Pull out each line of the data that includes the word "hipotètics".

* * *

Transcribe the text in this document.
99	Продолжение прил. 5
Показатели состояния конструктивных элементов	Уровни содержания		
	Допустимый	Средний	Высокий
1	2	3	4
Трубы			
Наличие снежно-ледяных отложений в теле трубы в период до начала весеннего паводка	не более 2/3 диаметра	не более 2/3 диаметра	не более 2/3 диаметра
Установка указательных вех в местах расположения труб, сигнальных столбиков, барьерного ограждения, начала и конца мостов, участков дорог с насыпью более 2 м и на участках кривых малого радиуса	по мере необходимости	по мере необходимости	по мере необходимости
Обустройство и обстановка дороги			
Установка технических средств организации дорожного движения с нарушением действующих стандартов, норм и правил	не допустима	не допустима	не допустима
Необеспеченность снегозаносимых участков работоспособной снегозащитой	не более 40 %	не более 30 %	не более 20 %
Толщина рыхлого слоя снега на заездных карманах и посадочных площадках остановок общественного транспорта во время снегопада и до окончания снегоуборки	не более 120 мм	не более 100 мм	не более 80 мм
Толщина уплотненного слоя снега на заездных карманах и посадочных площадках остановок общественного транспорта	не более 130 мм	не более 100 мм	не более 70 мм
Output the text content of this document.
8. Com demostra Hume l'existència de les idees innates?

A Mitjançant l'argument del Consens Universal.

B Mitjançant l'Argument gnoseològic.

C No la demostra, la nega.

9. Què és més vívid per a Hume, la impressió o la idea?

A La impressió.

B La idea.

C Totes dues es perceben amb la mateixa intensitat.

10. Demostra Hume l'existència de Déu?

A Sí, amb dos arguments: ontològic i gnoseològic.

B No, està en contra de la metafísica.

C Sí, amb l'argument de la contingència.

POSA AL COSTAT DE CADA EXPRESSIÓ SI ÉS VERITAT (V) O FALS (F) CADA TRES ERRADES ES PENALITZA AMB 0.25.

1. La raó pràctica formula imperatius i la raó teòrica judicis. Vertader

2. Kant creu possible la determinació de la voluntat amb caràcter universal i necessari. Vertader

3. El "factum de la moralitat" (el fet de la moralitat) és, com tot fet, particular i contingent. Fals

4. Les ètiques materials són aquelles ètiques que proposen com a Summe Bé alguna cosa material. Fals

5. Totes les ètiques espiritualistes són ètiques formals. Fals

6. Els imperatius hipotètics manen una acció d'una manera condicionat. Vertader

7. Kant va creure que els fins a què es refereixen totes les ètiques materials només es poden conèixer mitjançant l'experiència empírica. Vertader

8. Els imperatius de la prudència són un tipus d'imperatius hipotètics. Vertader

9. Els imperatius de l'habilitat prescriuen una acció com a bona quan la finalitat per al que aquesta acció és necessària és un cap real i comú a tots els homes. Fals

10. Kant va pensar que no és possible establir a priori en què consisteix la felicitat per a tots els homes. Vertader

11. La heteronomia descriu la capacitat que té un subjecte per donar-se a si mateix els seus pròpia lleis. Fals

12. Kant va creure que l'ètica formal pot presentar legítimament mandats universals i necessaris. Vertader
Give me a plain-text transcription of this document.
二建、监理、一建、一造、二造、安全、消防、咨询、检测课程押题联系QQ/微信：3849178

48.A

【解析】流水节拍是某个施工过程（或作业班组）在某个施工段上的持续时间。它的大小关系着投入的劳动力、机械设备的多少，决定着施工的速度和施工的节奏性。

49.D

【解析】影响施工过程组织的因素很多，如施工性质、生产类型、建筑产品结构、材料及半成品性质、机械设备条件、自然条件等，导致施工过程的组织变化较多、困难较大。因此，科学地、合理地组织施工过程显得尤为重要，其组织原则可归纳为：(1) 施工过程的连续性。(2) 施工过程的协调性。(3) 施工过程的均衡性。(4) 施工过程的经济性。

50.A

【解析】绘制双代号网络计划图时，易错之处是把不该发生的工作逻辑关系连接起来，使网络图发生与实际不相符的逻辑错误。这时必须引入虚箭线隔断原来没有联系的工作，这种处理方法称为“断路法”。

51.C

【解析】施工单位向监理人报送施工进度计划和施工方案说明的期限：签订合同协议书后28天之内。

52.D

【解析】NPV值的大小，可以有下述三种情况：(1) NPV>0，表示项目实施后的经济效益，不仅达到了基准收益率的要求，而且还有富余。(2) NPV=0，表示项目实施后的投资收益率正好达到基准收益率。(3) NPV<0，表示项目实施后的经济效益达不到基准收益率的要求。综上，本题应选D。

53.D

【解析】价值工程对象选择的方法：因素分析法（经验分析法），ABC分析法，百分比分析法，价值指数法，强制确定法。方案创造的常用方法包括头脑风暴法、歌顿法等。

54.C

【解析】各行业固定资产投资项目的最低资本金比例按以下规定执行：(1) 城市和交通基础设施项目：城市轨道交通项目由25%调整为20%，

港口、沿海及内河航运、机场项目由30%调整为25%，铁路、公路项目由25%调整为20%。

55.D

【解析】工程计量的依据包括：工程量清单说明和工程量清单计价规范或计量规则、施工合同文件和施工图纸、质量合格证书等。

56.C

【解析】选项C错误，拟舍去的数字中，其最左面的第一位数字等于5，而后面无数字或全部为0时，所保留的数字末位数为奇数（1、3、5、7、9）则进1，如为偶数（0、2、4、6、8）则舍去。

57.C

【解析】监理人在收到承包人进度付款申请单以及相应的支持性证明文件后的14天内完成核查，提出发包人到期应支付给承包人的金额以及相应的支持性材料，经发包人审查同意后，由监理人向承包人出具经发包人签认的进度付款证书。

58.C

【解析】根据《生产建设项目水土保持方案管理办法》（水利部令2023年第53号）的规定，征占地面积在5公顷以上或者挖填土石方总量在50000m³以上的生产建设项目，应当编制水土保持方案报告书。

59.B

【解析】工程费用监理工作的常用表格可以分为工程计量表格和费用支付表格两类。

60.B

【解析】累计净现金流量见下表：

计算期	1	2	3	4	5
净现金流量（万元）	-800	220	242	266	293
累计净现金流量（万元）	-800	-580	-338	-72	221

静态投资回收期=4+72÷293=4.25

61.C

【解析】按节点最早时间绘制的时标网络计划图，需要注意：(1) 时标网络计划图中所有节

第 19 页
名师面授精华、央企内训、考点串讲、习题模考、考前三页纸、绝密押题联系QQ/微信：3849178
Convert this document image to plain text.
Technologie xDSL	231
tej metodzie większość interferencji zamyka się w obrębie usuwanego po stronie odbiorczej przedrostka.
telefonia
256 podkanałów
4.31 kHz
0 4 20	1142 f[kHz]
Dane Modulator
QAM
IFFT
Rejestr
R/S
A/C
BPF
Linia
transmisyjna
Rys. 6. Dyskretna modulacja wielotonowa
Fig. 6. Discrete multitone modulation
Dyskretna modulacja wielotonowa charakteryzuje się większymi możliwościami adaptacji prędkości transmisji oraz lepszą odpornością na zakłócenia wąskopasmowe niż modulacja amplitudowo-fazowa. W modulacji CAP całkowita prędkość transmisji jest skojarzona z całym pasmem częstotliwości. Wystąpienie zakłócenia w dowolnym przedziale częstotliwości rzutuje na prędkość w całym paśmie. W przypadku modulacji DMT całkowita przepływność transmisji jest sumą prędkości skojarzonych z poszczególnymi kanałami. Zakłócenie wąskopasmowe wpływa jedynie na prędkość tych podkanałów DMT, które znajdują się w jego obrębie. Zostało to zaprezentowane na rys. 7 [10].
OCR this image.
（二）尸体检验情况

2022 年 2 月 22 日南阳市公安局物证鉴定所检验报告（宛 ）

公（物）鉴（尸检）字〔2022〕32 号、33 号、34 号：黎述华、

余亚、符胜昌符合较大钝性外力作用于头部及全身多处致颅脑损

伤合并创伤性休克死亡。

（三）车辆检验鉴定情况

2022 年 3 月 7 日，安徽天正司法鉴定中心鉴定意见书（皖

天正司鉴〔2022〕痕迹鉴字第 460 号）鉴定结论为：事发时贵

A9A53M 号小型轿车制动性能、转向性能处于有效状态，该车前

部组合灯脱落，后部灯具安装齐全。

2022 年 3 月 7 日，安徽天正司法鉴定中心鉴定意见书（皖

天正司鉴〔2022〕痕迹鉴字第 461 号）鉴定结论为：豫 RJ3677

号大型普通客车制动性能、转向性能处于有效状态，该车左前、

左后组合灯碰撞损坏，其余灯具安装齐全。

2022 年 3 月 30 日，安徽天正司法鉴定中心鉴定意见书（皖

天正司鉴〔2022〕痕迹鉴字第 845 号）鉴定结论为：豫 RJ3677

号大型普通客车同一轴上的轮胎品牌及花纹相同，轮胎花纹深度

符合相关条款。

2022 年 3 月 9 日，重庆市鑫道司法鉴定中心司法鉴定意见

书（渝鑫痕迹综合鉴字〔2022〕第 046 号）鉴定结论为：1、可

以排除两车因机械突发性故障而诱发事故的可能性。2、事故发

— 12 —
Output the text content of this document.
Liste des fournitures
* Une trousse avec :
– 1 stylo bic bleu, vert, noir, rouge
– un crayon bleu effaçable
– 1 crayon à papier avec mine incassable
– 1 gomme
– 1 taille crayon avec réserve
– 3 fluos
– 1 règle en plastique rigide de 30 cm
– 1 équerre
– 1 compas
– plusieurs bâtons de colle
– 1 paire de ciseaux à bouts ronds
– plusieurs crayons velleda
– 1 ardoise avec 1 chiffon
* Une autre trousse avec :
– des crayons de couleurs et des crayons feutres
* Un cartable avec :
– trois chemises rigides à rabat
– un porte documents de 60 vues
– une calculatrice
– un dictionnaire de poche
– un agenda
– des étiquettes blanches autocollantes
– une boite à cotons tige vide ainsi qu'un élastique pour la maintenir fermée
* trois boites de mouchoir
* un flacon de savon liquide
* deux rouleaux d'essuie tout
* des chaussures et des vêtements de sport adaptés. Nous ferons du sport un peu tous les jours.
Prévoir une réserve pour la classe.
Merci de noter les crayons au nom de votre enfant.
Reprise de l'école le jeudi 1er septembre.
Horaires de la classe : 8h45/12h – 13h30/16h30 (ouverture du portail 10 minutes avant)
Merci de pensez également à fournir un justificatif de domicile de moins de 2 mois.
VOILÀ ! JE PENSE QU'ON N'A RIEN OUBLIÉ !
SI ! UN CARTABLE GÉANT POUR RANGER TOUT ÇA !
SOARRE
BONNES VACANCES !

* * *

## Result of this task
6. Els imperatius hipotètics manen una acció d'una manera condicionat. Vertader
8. Els imperatius de la prudència són un tipus d'imperatius hipotètics. Vertader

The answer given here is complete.